Read the listing below and copy out every line that holds "physical".

Saved entries:
◆ ◆ ◆ ◆ ◆ ◆ ◆

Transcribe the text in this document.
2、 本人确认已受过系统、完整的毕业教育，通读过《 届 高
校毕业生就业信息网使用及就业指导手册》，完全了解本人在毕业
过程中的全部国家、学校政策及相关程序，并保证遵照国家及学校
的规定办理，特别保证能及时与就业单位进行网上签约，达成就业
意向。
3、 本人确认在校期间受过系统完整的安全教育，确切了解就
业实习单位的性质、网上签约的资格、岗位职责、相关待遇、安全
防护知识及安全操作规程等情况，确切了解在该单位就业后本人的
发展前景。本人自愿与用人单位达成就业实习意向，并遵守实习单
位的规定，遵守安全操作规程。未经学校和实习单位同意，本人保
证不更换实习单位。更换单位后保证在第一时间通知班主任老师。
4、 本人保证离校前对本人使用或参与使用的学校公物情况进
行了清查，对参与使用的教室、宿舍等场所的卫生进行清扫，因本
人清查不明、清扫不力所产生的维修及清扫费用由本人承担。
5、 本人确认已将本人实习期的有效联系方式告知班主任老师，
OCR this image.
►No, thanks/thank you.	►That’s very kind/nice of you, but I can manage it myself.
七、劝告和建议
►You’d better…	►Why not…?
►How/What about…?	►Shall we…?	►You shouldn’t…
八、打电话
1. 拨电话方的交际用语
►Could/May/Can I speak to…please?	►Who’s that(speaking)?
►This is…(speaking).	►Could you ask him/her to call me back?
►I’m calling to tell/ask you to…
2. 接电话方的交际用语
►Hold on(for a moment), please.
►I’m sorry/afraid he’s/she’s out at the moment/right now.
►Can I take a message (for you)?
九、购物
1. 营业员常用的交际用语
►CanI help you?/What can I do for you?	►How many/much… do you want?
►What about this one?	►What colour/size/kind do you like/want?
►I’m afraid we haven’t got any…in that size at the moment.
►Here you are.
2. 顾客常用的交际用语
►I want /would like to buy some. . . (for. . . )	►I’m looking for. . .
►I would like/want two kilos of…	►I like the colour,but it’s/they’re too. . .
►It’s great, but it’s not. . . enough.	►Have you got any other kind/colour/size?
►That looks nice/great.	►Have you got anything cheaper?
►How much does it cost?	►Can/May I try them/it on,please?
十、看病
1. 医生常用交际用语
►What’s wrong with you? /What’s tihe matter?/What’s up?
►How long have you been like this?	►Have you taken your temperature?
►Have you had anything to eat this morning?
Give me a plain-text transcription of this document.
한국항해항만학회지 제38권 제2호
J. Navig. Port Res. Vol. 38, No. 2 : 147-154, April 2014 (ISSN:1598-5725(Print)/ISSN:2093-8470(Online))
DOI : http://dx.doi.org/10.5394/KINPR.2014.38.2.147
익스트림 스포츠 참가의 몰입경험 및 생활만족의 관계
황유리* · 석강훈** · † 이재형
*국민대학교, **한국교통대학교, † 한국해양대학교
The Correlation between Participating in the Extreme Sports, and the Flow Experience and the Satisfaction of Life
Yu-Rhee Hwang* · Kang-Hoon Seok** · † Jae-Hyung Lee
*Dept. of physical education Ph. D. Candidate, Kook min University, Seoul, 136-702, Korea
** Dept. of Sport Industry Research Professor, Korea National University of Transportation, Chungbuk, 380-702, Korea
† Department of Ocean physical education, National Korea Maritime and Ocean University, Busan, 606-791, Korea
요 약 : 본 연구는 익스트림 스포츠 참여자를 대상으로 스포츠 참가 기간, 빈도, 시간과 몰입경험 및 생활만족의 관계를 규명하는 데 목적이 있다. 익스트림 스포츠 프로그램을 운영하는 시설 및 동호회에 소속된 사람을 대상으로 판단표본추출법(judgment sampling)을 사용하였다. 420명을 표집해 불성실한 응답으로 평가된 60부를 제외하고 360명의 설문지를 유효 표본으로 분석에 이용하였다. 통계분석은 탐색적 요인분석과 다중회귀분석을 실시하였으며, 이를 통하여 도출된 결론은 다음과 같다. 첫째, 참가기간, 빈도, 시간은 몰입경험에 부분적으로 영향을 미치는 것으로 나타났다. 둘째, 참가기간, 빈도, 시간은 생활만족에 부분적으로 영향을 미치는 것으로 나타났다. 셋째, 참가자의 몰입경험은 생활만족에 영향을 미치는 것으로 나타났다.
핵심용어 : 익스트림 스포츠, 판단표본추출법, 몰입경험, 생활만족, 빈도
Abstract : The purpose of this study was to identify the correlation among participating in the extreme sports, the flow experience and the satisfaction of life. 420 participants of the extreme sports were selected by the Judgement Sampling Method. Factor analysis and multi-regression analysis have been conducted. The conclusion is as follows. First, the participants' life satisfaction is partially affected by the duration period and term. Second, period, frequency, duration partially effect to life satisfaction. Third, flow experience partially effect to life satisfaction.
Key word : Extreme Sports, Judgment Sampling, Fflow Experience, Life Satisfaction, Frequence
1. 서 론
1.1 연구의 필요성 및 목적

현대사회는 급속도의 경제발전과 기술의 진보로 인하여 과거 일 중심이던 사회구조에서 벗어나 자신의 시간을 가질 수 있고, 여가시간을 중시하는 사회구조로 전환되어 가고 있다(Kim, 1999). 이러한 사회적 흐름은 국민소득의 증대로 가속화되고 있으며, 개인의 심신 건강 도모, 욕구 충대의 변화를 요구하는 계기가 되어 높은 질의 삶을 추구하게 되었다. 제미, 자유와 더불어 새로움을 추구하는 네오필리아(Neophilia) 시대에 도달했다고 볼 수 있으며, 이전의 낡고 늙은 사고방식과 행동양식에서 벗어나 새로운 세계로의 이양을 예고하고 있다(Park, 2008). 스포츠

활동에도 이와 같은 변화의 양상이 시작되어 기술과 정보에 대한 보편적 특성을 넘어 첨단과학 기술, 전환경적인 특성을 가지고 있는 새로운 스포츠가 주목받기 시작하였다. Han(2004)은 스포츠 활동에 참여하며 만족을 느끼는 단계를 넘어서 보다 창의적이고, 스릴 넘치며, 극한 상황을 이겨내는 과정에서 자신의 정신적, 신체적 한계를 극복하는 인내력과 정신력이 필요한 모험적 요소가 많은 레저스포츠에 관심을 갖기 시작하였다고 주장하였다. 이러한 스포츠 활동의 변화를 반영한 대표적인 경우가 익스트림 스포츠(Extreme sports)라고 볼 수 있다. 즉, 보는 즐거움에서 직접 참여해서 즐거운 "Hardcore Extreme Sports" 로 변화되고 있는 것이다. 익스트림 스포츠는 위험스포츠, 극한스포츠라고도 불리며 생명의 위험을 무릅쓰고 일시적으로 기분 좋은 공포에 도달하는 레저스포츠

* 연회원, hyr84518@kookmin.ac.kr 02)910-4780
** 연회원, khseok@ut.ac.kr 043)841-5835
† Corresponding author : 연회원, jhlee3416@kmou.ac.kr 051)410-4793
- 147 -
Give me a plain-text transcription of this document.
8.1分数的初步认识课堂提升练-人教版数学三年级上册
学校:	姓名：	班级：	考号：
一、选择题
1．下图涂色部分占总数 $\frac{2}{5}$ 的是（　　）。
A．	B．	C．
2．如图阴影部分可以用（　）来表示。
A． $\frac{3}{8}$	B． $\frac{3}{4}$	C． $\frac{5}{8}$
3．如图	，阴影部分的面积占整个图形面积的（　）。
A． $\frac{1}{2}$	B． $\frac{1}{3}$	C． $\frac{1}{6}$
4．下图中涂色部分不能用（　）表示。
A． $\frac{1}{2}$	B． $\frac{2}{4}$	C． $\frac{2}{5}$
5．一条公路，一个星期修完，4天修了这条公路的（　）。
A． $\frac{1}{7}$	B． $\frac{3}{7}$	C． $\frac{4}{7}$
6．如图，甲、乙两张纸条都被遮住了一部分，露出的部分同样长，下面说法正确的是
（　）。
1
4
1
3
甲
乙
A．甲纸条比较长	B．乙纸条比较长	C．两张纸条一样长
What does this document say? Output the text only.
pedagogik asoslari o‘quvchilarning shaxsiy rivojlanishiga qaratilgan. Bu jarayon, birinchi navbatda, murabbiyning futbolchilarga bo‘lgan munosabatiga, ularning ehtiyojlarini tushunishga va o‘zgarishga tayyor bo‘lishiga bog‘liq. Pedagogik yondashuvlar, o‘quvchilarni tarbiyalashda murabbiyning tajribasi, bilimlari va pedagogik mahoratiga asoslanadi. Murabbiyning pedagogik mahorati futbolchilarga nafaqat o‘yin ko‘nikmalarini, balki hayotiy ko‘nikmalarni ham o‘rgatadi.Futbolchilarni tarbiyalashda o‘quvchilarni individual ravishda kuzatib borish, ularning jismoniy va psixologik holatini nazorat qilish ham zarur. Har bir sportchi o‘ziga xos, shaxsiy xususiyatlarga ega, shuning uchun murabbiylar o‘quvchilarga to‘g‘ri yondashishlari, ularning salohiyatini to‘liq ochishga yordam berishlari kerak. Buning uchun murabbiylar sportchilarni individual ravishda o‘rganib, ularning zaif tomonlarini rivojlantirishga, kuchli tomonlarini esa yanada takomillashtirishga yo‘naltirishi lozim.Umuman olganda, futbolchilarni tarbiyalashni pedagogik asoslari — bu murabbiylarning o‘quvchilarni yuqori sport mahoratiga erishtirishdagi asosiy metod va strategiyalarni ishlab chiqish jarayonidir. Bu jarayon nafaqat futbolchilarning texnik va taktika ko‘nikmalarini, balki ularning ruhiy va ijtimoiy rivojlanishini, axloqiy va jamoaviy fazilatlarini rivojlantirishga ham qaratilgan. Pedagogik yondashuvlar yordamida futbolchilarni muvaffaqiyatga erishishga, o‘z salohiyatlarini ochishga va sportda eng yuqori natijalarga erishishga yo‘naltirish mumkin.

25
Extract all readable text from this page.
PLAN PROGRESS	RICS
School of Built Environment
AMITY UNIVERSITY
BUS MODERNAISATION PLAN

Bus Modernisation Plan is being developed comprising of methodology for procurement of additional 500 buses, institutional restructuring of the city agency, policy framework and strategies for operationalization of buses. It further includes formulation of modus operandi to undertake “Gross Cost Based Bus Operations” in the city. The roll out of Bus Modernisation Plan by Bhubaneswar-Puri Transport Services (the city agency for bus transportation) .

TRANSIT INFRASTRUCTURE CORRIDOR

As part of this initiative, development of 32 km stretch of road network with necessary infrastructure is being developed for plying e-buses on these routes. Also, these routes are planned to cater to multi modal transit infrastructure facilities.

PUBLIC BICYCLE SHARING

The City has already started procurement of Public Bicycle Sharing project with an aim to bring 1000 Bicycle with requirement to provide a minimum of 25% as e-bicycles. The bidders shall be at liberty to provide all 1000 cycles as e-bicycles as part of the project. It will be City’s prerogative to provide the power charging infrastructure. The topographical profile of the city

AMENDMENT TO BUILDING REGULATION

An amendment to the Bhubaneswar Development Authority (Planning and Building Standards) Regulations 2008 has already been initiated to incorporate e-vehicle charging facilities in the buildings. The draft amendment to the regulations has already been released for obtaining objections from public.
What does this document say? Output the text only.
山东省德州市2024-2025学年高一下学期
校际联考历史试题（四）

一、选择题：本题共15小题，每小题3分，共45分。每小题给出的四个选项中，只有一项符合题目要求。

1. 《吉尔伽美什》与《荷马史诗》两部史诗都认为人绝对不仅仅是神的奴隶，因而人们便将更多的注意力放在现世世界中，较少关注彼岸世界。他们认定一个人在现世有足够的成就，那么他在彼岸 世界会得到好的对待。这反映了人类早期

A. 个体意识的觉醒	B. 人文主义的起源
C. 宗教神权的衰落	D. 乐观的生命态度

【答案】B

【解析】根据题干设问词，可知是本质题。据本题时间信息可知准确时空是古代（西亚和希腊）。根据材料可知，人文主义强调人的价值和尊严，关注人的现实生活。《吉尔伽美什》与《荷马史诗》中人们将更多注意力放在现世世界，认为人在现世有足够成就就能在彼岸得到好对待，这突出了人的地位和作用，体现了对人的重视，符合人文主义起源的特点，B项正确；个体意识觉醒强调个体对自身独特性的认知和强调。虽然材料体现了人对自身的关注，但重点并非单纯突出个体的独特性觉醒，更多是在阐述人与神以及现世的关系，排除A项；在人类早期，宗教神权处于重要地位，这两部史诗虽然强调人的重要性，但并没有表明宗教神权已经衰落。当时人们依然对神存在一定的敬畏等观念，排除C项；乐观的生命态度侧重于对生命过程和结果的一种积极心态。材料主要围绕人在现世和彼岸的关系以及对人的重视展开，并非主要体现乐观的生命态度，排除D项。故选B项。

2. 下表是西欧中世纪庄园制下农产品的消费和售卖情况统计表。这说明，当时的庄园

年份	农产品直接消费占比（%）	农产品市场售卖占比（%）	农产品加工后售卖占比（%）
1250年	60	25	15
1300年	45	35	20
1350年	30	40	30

◆ ◆ ◆ ◆ ◆ ◆ ◆

_Complete response_
*Dept. of physical education Ph. D. Candidate, Kook min University, Seoul, 136-702, Korea
† Department of Ocean physical education, National Korea Maritime and Ocean University, Busan, 606-791, Korea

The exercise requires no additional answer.